#### WHAT TO PRODUCE
Extract each line of the data below exactly as written.

#### Collected data
start

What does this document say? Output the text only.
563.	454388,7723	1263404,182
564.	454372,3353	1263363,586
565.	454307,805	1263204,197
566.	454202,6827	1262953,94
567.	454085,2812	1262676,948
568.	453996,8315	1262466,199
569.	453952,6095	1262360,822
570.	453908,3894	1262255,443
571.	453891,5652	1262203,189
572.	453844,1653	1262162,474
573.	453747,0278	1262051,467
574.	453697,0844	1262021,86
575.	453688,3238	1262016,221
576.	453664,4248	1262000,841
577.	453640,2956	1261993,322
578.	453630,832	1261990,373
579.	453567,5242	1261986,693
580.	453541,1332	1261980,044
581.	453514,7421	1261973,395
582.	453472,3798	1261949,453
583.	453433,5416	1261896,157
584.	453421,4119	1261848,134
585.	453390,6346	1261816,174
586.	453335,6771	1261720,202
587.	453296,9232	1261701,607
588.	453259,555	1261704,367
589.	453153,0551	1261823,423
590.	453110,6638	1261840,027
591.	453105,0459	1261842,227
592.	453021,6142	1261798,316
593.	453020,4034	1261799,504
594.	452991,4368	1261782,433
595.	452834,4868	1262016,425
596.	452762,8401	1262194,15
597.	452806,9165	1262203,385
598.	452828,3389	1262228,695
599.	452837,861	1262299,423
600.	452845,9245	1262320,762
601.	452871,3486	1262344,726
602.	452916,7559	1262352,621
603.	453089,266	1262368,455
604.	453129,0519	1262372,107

end

#### EXPECTED OUTPUT
What does this document say? Output the text only.
563.	454388,7723	1263404,182
564.	454372,3353	1263363,586
565.	454307,805	1263204,197
566.	454202,6827	1262953,94
567.	454085,2812	1262676,948
568.	453996,8315	1262466,199
569.	453952,6095	1262360,822
570.	453908,3894	1262255,443
571.	453891,5652	1262203,189
572.	453844,1653	1262162,474
573.	453747,0278	1262051,467
574.	453697,0844	1262021,86
575.	453688,3238	1262016,221
576.	453664,4248	1262000,841
577.	453640,2956	1261993,322
578.	453630,832	1261990,373
579.	453567,5242	1261986,693
580.	453541,1332	1261980,044
581.	453514,7421	1261973,395
582.	453472,3798	1261949,453
583.	453433,5416	1261896,157
584.	453421,4119	1261848,134
585.	453390,6346	1261816,174
586.	453335,6771	1261720,202
587.	453296,9232	1261701,607
588.	453259,555	1261704,367
589.	453153,0551	1261823,423
590.	453110,6638	1261840,027
591.	453105,0459	1261842,227
592.	453021,6142	1261798,316
593.	453020,4034	1261799,504
594.	452991,4368	1261782,433
595.	452834,4868	1262016,425
596.	452762,8401	1262194,15
597.	452806,9165	1262203,385
598.	452828,3389	1262228,695
599.	452837,861	1262299,423
600.	452845,9245	1262320,762
601.	452871,3486	1262344,726
602.	452916,7559	1262352,621
603.	453089,266	1262368,455
604.	453129,0519	1262372,107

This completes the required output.